● **Dataset rows**:
—————

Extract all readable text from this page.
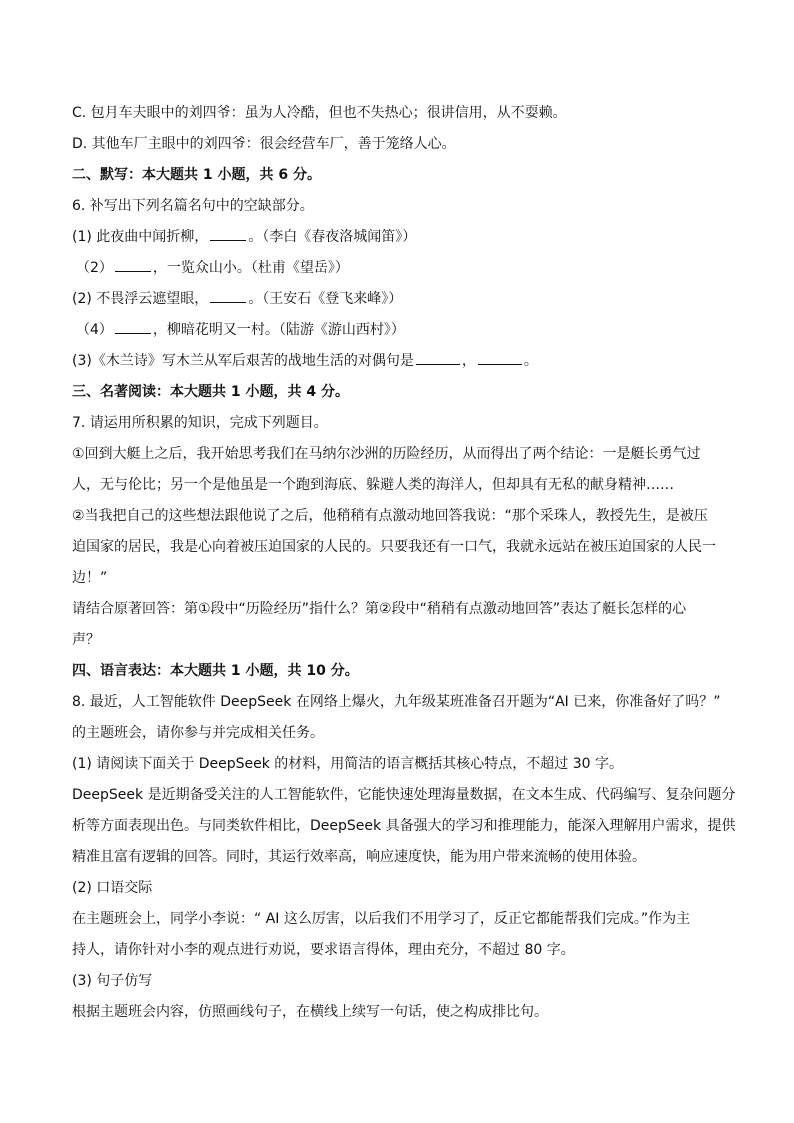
C. 包月车夫眼中的刘四爷：虽为人冷酷，但也不失热心；很讲信用，从不耍赖。
D. 其他车厂主眼中的刘四爷：很会经营车厂，善于笼络人心。
二、默写：本大题共 1 小题，共 6 分。
6. 补写出下列名篇名句中的空缺部分。
(1) 此夜曲中闻折柳，	。（李白《春夜洛城闻笛》）
（2）	，一览众山小。（杜甫《望岳》）
(2) 不畏浮云遮望眼，	。（王安石《登飞来峰》）
（4）	，柳暗花明又一村。（陆游《游山西村》）
(3)《木兰诗》写木兰从军后艰苦的战地生活的对偶句是	，	。
三、名著阅读：本大题共 1 小题，共 4 分。
7. 请运用所积累的知识，完成下列题目。
①回到大艇上之后，我开始思考我们在马纳尔沙洲的历险经历，从而得出了两个结论：一是艇长勇气过
人，无与伦比；另一个是他虽是一个跑到海底、躲避人类的海洋人，但却具有无私的献身精神……
②当我把自己的这些想法跟他说了之后，他稍稍有点激动地回答我说：“那个采珠人，教授先生，是被压
迫国家的居民，我是心向着被压迫国家的人民的。只要我还有一口气，我就永远站在被压迫国家的人民一
边！”
请结合原著回答：第①段中“历险经历”指什么？第②段中“稍稍有点激动地回答”表达了艇长怎样的心
声？
四、语言表达：本大题共 1 小题，共 10 分。
8. 最近，人工智能软件 DeepSeek 在网络上爆火，九年级某班准备召开题为“AI 已来，你准备好了吗？”
的主题班会，请你参与并完成相关任务。
(1) 请阅读下面关于 DeepSeek 的材料，用简洁的语言概括其核心特点，不超过 30 字。
DeepSeek 是近期备受关注的人工智能软件，它能快速处理海量数据，在文本生成、代码编写、复杂问题分
析等方面表现出色。与同类软件相比，DeepSeek 具备强大的学习和推理能力，能深入理解用户需求，提供
精准且富有逻辑的回答。同时，其运行效率高，响应速度快，能为用户带来流畅的使用体验。
(2) 口语交际
在主题班会上，同学小李说：“ AI 这么厉害，以后我们不用学习了，反正它都能帮我们完成。”作为主
持人，请你针对小李的观点进行劝说，要求语言得体，理由充分，不超过 80 字。
(3) 句子仿写
根据主题班会内容，仿照画线句子，在横线上续写一句话，使之构成排比句。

—————

● **Required work**:
Every record above should be transcribed exactly; the pictures stay out of the copy.

● **Result**:
Extract all readable text from this page.
C. 包月车夫眼中的刘四爷：虽为人冷酷，但也不失热心；很讲信用，从不耍赖。
D. 其他车厂主眼中的刘四爷：很会经营车厂，善于笼络人心。
二、默写：本大题共 1 小题，共 6 分。
6. 补写出下列名篇名句中的空缺部分。
(1) 此夜曲中闻折柳，	。（李白《春夜洛城闻笛》）
（2）	，一览众山小。（杜甫《望岳》）
(2) 不畏浮云遮望眼，	。（王安石《登飞来峰》）
（4）	，柳暗花明又一村。（陆游《游山西村》）
(3)《木兰诗》写木兰从军后艰苦的战地生活的对偶句是	，	。
三、名著阅读：本大题共 1 小题，共 4 分。
7. 请运用所积累的知识，完成下列题目。
①回到大艇上之后，我开始思考我们在马纳尔沙洲的历险经历，从而得出了两个结论：一是艇长勇气过
人，无与伦比；另一个是他虽是一个跑到海底、躲避人类的海洋人，但却具有无私的献身精神……
②当我把自己的这些想法跟他说了之后，他稍稍有点激动地回答我说：“那个采珠人，教授先生，是被压
迫国家的居民，我是心向着被压迫国家的人民的。只要我还有一口气，我就永远站在被压迫国家的人民一
边！”
请结合原著回答：第①段中“历险经历”指什么？第②段中“稍稍有点激动地回答”表达了艇长怎样的心
声？
四、语言表达：本大题共 1 小题，共 10 分。
8. 最近，人工智能软件 DeepSeek 在网络上爆火，九年级某班准备召开题为“AI 已来，你准备好了吗？”
的主题班会，请你参与并完成相关任务。
(1) 请阅读下面关于 DeepSeek 的材料，用简洁的语言概括其核心特点，不超过 30 字。
DeepSeek 是近期备受关注的人工智能软件，它能快速处理海量数据，在文本生成、代码编写、复杂问题分
析等方面表现出色。与同类软件相比，DeepSeek 具备强大的学习和推理能力，能深入理解用户需求，提供
精准且富有逻辑的回答。同时，其运行效率高，响应速度快，能为用户带来流畅的使用体验。
(2) 口语交际
在主题班会上，同学小李说：“ AI 这么厉害，以后我们不用学习了，反正它都能帮我们完成。”作为主
持人，请你针对小李的观点进行劝说，要求语言得体，理由充分，不超过 80 字。
(3) 句子仿写
根据主题班会内容，仿照画线句子，在横线上续写一句话，使之构成排比句。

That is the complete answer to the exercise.